- _WHAT THE TASK ASKS_: Print the range of lines that opens with the line containing "Transcribe this image's" and closes with the last line of the listing. Include both ends; print nothing more.
— START OF LISTED ENTRIES —
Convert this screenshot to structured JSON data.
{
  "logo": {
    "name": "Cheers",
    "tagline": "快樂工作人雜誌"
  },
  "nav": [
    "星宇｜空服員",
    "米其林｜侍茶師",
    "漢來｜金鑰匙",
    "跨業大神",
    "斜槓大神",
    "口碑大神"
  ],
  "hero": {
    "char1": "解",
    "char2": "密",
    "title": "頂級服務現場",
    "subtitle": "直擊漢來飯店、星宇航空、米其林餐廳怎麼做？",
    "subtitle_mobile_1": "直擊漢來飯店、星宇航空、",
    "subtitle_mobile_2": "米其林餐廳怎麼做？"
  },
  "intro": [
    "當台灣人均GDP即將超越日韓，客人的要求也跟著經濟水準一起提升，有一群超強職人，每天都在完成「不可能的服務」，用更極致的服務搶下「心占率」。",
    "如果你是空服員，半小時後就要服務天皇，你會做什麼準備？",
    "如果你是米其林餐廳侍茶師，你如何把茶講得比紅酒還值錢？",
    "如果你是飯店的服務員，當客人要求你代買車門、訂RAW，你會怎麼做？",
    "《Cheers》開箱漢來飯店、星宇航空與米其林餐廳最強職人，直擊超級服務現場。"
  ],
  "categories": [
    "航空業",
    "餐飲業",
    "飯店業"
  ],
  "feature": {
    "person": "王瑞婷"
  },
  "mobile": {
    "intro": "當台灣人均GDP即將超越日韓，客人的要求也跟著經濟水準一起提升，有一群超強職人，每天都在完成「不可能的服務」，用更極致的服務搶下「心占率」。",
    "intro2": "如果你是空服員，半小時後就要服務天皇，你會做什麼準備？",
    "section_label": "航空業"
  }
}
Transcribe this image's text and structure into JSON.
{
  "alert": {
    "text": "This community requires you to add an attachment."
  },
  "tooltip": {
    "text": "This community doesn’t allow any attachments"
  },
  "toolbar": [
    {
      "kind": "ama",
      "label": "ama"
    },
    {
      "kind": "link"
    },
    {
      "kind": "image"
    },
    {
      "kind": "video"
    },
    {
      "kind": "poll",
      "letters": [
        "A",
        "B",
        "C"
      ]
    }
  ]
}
— END OF LISTED ENTRIES —
- _CORRECT RESULT_:
Transcribe this image's text and structure into JSON.
{
  "alert": {
    "text": "This community requires you to add an attachment."
  },
  "tooltip": {
    "text": "This community doesn’t allow any attachments"
  },
  "toolbar": [
    {
      "kind": "ama",
      "label": "ama"
    },
    {
      "kind": "link"
    },
    {
      "kind": "image"
    },
    {
      "kind": "video"
    },
    {
      "kind": "poll",
      "letters": [
        "A",
        "B",
        "C"
      ]
    }
  ]
}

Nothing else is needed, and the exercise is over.